- **Task description**: Copy out the lines unchanged, from the first one through the line containing "issue-key[interactable]: NUC-336 (797, 236, 840, 247)".

Element placement data:
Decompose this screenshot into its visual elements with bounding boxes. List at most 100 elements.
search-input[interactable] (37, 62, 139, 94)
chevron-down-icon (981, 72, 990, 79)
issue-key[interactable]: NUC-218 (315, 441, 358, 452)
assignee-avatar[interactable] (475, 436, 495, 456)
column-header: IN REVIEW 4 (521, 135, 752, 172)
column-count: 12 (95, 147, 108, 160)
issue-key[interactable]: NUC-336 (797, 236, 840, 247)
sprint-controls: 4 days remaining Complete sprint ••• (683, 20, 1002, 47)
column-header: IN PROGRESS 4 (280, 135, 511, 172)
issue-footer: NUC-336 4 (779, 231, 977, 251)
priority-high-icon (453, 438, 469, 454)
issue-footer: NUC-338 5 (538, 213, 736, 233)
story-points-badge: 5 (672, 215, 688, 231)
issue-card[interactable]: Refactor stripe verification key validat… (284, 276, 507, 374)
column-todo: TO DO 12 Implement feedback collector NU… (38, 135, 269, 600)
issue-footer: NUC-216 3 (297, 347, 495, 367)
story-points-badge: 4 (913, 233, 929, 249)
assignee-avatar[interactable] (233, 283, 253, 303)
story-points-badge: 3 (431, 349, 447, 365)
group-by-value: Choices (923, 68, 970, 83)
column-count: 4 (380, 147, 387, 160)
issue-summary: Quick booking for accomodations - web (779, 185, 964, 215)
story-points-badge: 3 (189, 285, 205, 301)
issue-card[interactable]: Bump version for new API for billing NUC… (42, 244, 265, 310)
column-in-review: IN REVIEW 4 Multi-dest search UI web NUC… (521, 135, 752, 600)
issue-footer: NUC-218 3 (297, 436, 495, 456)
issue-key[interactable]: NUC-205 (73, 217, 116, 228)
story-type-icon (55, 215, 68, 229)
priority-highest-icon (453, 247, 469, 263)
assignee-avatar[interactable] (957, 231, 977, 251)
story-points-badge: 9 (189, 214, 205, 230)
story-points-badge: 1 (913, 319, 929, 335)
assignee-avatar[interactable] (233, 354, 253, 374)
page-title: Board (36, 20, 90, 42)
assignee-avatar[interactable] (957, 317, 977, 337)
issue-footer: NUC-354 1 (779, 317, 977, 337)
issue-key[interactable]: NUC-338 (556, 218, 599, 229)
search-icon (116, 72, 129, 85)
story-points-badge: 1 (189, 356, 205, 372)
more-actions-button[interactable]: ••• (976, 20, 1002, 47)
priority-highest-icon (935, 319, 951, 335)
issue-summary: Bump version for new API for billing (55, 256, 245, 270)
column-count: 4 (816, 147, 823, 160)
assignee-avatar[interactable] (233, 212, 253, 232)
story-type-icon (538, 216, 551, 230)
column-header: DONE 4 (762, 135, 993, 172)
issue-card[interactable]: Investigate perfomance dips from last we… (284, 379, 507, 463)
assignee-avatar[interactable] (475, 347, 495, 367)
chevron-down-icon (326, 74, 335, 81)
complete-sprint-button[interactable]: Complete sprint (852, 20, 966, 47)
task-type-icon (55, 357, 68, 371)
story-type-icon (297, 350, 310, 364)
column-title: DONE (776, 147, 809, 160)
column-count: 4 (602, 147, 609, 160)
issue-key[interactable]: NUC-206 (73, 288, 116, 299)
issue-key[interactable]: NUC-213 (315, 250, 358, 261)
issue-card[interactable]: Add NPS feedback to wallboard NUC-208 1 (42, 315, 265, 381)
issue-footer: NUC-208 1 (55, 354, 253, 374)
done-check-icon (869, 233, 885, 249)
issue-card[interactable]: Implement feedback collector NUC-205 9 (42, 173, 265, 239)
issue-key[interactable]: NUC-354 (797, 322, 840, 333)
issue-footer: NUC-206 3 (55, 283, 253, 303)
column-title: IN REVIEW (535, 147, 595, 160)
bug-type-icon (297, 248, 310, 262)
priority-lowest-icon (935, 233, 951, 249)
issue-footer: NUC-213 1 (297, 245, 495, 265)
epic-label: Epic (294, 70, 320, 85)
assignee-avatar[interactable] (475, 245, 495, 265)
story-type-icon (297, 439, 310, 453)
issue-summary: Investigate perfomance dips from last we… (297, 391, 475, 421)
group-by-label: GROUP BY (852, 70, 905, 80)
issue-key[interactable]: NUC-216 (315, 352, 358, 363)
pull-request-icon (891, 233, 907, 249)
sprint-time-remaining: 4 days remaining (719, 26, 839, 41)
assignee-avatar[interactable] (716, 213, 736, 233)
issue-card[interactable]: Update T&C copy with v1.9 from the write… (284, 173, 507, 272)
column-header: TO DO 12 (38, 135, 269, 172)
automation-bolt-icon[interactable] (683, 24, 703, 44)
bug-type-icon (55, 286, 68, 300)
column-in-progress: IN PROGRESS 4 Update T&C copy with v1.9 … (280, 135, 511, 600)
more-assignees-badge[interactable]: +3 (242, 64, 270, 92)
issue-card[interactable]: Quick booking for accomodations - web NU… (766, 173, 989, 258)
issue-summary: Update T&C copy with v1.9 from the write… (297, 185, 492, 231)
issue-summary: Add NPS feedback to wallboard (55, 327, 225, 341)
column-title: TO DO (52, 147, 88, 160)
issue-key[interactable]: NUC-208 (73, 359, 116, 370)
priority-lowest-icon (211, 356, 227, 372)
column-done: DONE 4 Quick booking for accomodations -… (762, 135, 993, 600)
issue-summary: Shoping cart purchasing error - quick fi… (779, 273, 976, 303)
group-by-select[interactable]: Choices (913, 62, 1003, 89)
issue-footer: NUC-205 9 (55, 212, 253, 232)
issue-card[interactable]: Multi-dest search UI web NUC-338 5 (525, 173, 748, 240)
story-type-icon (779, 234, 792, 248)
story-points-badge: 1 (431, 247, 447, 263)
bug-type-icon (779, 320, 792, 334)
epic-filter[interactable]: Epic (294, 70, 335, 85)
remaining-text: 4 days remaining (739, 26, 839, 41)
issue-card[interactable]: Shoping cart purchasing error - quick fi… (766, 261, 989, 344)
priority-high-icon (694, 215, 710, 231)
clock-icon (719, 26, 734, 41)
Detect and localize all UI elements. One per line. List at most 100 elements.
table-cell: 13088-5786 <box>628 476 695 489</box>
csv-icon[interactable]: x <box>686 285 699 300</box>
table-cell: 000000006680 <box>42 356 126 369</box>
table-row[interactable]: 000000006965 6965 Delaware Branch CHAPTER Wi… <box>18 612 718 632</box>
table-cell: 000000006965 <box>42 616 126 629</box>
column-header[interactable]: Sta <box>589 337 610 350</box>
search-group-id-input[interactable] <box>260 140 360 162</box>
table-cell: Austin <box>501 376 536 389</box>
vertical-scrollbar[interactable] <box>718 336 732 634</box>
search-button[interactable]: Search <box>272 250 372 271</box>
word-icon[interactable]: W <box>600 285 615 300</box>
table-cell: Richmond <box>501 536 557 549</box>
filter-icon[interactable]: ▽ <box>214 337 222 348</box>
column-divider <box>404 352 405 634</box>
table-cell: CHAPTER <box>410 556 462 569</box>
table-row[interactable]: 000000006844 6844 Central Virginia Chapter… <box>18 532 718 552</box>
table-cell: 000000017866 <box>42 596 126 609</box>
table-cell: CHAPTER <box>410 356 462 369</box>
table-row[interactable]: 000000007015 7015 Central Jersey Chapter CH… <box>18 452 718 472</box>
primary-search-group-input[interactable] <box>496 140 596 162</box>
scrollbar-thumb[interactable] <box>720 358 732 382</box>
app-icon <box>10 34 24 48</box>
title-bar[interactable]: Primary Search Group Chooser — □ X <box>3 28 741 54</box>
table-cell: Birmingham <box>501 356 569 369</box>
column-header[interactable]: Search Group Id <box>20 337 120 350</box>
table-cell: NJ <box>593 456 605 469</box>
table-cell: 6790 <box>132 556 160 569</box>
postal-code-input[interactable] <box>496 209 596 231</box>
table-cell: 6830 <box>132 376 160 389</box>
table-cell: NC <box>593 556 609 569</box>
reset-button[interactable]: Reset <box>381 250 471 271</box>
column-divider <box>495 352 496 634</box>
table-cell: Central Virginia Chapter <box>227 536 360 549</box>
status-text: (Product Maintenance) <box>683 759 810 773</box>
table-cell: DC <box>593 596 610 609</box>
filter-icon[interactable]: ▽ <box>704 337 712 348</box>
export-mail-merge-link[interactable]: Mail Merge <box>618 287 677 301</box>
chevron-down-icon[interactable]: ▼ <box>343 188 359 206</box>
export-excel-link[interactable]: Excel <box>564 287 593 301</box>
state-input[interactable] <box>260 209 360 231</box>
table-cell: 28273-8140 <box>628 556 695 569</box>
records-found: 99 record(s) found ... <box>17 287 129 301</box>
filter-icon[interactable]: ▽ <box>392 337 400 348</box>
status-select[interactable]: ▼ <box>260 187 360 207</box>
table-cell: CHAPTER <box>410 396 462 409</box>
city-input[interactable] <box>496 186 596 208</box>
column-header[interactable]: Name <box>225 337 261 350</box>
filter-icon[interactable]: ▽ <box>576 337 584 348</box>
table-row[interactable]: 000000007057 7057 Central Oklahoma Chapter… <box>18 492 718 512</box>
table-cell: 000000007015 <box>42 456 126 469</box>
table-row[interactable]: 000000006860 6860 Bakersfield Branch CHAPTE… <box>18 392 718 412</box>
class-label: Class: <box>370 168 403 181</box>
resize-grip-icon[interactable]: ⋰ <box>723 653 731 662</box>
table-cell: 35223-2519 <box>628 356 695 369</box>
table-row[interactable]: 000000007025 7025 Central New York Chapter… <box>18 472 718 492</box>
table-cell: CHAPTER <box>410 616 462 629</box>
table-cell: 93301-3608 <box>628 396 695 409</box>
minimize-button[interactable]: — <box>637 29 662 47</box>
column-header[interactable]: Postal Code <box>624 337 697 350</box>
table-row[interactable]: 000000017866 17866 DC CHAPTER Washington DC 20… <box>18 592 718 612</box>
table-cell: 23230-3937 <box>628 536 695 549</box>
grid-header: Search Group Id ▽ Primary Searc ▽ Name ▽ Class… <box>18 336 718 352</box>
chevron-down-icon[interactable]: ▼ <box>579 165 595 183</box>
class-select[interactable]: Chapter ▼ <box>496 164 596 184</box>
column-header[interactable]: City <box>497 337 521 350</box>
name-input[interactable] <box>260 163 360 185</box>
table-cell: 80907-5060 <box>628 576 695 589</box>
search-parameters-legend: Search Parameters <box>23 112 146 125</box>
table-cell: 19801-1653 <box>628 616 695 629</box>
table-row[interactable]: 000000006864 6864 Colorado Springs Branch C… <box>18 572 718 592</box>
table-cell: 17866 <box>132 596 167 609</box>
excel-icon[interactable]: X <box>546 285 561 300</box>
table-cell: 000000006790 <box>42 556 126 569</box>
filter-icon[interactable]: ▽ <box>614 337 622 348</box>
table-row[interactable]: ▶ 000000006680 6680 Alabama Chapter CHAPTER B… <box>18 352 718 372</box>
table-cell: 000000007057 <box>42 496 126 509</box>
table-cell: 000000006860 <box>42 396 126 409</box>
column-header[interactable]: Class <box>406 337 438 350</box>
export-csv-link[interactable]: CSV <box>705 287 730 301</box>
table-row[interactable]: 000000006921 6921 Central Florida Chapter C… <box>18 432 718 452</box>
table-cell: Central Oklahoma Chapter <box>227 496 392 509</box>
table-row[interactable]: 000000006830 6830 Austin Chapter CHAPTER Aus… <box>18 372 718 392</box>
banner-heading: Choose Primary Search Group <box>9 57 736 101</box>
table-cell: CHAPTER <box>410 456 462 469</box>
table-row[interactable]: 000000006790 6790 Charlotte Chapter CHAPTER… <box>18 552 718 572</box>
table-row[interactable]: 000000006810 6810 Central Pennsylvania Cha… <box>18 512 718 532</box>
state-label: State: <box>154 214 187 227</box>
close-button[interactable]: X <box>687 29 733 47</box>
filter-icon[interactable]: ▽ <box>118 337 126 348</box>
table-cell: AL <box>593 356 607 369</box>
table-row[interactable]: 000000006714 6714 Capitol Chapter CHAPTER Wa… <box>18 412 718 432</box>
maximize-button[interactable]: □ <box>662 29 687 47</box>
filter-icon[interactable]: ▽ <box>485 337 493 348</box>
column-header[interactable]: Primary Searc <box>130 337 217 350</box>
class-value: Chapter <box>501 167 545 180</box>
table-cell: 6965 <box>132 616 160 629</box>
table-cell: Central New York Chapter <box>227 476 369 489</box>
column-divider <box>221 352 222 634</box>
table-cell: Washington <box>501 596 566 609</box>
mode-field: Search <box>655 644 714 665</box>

- **Worked answer**:
Decompose this screenshot into its visual elements with bounding boxes. List at most 100 elements.
search-input[interactable] (37, 62, 139, 94)
chevron-down-icon (981, 72, 990, 79)
issue-key[interactable]: NUC-218 (315, 441, 358, 452)
assignee-avatar[interactable] (475, 436, 495, 456)
column-header: IN REVIEW 4 (521, 135, 752, 172)
column-count: 12 (95, 147, 108, 160)
issue-key[interactable]: NUC-336 (797, 236, 840, 247)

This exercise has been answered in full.